GIVEN PROBLEM:
Select, from the material below, each line with "into" in it.

>> Start RECORDS TO PROCESS

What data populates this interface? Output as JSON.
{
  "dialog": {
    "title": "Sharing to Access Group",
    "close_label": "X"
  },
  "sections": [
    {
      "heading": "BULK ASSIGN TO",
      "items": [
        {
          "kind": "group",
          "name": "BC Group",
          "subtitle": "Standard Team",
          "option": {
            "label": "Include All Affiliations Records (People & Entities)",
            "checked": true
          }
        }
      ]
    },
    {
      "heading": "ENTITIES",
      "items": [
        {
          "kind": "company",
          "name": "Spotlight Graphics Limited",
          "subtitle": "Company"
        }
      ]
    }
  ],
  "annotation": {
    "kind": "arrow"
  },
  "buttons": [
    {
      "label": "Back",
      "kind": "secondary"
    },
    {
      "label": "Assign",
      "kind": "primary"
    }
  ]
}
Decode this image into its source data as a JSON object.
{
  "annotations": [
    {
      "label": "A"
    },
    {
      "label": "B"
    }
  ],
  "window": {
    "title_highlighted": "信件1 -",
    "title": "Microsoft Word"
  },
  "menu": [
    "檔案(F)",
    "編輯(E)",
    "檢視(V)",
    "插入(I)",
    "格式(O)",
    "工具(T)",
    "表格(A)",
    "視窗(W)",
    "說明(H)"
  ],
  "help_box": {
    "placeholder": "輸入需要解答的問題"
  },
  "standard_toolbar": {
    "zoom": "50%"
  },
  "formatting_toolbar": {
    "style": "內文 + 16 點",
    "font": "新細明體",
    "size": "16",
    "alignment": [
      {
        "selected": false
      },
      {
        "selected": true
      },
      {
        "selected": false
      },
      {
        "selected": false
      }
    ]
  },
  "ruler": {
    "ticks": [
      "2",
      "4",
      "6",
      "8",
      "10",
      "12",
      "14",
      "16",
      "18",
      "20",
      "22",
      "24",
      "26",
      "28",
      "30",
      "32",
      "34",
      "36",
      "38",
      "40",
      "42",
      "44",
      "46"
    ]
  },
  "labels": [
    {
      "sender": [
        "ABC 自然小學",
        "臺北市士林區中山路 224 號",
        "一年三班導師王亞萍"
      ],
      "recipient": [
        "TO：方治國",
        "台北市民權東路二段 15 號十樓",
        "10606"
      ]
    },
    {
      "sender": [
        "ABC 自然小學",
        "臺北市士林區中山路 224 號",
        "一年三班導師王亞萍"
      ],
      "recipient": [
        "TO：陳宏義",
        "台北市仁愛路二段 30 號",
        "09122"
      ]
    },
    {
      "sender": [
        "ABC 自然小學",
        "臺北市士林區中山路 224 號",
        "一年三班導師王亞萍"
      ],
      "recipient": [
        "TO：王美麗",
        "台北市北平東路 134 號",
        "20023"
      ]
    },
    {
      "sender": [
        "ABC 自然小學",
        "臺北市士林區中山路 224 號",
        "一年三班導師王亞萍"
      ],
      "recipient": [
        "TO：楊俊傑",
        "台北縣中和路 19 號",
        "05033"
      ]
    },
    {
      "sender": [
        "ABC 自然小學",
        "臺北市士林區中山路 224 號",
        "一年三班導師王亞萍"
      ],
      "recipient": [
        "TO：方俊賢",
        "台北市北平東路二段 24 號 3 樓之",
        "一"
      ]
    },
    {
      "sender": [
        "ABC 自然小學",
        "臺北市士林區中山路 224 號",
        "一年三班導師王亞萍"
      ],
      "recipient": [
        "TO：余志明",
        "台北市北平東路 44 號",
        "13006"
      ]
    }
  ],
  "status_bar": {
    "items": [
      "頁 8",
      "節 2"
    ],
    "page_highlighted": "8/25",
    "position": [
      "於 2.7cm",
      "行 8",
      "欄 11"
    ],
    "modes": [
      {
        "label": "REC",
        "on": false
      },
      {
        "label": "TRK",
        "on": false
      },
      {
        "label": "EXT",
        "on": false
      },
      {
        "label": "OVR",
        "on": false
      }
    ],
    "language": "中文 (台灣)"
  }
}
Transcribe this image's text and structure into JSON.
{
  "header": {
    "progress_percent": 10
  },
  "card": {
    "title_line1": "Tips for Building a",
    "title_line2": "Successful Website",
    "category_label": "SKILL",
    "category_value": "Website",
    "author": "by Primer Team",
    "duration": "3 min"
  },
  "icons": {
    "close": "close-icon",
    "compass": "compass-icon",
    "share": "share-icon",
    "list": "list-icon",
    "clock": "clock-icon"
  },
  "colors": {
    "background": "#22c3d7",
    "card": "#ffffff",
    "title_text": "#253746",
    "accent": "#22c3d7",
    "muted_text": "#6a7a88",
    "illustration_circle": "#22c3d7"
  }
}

>> End RECORDS TO PROCESS

EXERCISE OUTPUT:
Decode this image into its source data as a JSON object.
Transcribe this image's text and structure into JSON.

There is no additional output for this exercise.